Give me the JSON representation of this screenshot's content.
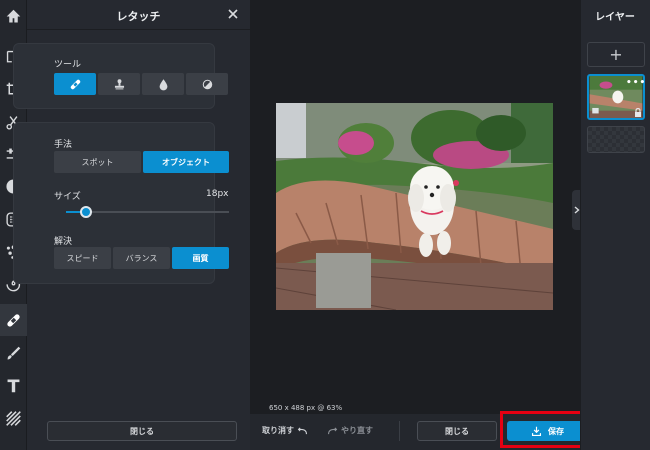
{
  "accent_color": "#0b8fd0",
  "highlight_color": "#e60012",
  "toolbar": {
    "icons": [
      "home-icon",
      "arrange-icon",
      "crop-icon",
      "cut-icon",
      "adjust-icon",
      "effects-icon",
      "filter-icon",
      "texture-icon",
      "spiral-icon",
      "retouch-icon",
      "draw-icon",
      "text-icon",
      "pattern-icon"
    ],
    "active": "retouch-icon"
  },
  "retouch_panel": {
    "title": "レタッチ",
    "tools": {
      "label": "ツール",
      "icons": [
        "bandage-icon",
        "stamp-icon",
        "drop-icon",
        "contrast-icon"
      ],
      "selected": "bandage-icon"
    },
    "method": {
      "label": "手法",
      "options": [
        "スポット",
        "オブジェクト"
      ],
      "selected": "オブジェクト"
    },
    "size": {
      "label": "サイズ",
      "value": "18px",
      "slider_level": 0.12
    },
    "resolution": {
      "label": "解決",
      "options": [
        "スピード",
        "バランス",
        "画質"
      ],
      "selected": "画質"
    },
    "close_label": "閉じる"
  },
  "canvas": {
    "size_info": "650 x 488 px @ 63%"
  },
  "bottom_bar": {
    "undo_label": "取り消す",
    "redo_label": "やり直す",
    "close_label": "閉じる",
    "save_label": "保存"
  },
  "layers_panel": {
    "title": "レイヤー",
    "add_label": "+",
    "more_label": "•••"
  }
}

================================

* To do: Restate each entry word for word, leaving out any pictures.

* Expected output:
Give me the JSON representation of this screenshot's content.
{
  "accent_color": "#0b8fd0",
  "highlight_color": "#e60012",
  "toolbar": {
    "icons": [
      "home-icon",
      "arrange-icon",
      "crop-icon",
      "cut-icon",
      "adjust-icon",
      "effects-icon",
      "filter-icon",
      "texture-icon",
      "spiral-icon",
      "retouch-icon",
      "draw-icon",
      "text-icon",
      "pattern-icon"
    ],
    "active": "retouch-icon"
  },
  "retouch_panel": {
    "title": "レタッチ",
    "tools": {
      "label": "ツール",
      "icons": [
        "bandage-icon",
        "stamp-icon",
        "drop-icon",
        "contrast-icon"
      ],
      "selected": "bandage-icon"
    },
    "method": {
      "label": "手法",
      "options": [
        "スポット",
        "オブジェクト"
      ],
      "selected": "オブジェクト"
    },
    "size": {
      "label": "サイズ",
      "value": "18px",
      "slider_level": 0.12
    },
    "resolution": {
      "label": "解決",
      "options": [
        "スピード",
        "バランス",
        "画質"
      ],
      "selected": "画質"
    },
    "close_label": "閉じる"
  },
  "canvas": {
    "size_info": "650 x 488 px @ 63%"
  },
  "bottom_bar": {
    "undo_label": "取り消す",
    "redo_label": "やり直す",
    "close_label": "閉じる",
    "save_label": "保存"
  },
  "layers_panel": {
    "title": "レイヤー",
    "add_label": "+",
    "more_label": "•••"
  }
}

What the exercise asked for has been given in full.